__STATED TASK__. Look through the data for the string "pets". Copy every line where it is found.

Records from a data source
________________________
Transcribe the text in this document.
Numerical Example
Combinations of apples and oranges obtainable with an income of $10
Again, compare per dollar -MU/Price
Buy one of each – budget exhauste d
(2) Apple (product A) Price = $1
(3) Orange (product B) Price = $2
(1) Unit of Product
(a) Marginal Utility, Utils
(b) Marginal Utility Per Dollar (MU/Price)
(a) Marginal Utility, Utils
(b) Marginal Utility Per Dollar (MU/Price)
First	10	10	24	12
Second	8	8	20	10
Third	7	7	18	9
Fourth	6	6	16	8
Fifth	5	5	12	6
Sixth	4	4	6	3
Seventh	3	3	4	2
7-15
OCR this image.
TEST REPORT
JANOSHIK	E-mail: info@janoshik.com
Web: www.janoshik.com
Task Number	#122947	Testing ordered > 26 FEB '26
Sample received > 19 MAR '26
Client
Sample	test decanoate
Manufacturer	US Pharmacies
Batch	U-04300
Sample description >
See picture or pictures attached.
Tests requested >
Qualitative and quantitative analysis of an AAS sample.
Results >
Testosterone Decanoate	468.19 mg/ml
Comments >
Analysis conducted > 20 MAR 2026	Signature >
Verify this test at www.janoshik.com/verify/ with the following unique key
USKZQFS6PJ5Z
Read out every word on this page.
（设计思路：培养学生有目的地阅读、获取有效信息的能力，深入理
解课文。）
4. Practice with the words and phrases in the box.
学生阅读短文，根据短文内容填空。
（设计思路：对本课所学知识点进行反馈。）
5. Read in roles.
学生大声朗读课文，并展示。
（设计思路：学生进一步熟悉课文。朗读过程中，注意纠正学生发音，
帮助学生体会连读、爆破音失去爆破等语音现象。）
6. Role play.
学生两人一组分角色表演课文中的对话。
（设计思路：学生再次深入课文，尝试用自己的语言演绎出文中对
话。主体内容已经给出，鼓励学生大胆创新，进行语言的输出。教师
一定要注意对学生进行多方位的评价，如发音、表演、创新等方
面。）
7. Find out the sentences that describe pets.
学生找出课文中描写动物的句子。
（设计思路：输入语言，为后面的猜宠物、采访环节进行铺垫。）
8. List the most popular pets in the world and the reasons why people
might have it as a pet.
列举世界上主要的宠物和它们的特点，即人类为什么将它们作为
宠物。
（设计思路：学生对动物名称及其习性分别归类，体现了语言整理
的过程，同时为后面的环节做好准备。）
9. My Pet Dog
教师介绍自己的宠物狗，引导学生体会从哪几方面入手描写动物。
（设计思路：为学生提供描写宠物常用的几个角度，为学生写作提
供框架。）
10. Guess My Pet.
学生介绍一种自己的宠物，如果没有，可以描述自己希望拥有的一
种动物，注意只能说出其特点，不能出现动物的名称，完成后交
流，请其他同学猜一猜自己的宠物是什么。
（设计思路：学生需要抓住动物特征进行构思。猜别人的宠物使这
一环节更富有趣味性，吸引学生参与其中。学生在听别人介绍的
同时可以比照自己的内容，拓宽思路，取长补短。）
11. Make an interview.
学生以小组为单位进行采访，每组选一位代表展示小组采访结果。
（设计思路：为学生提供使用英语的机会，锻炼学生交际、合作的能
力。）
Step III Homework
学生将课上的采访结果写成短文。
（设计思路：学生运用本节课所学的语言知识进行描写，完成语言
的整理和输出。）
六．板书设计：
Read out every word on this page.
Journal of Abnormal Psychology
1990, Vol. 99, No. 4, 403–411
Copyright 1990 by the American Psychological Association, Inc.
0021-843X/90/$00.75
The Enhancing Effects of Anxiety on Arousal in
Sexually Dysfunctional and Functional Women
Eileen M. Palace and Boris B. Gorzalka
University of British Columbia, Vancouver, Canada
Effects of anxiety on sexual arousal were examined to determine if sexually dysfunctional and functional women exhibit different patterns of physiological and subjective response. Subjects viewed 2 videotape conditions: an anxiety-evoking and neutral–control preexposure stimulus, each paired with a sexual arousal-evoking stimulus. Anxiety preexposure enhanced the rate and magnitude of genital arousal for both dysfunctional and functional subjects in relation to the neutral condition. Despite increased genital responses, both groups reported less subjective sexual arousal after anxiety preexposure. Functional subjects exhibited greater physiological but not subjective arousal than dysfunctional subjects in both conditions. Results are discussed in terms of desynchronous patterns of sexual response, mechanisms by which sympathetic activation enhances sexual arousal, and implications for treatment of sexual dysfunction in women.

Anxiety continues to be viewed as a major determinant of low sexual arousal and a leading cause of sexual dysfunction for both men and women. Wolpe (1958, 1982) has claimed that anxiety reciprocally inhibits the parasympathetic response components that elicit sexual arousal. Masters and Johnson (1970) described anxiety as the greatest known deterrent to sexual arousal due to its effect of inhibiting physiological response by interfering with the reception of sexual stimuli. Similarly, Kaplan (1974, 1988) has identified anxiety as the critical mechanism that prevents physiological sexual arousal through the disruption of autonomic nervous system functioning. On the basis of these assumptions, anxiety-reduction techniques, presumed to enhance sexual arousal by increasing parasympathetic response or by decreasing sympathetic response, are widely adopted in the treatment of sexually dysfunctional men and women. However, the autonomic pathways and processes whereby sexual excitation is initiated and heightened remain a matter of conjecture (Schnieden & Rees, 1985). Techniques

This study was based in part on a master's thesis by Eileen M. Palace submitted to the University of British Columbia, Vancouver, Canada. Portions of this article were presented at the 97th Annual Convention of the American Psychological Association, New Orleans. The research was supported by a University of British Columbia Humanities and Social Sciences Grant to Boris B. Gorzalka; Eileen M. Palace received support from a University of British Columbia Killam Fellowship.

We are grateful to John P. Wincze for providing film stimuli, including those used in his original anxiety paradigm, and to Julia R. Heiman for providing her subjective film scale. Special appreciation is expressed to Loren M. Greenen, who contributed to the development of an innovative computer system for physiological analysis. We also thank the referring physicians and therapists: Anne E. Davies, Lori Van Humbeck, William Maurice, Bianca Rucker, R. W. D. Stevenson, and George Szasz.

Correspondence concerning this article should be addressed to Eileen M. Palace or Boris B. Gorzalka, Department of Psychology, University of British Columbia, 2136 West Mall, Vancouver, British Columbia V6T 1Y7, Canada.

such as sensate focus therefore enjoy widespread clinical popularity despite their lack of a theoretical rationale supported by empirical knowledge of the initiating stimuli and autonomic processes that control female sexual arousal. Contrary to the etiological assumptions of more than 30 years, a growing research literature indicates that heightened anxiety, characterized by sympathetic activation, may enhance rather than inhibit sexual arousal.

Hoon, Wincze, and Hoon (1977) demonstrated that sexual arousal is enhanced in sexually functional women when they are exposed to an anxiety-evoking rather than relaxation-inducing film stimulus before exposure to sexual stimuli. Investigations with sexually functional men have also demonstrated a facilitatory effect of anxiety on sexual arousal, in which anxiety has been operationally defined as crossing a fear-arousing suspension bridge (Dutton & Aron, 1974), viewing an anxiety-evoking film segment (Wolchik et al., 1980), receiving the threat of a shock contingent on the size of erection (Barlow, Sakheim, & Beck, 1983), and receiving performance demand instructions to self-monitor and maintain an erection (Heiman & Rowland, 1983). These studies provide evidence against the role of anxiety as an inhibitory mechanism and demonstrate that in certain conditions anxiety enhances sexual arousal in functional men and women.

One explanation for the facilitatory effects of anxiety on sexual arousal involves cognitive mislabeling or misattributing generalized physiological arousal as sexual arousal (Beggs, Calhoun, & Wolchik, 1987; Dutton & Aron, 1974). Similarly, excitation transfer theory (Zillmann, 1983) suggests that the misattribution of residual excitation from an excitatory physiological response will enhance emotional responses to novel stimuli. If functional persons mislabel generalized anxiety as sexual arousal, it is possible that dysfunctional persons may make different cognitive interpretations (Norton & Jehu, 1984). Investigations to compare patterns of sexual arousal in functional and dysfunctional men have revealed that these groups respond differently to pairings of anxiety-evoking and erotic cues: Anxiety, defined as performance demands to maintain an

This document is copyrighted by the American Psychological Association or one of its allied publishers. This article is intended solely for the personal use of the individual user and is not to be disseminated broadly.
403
________________________
__RESULT FOR THIS EXERCISE__.
7. Find out the sentences that describe pets.
8. List the most popular pets in the world and the reasons why people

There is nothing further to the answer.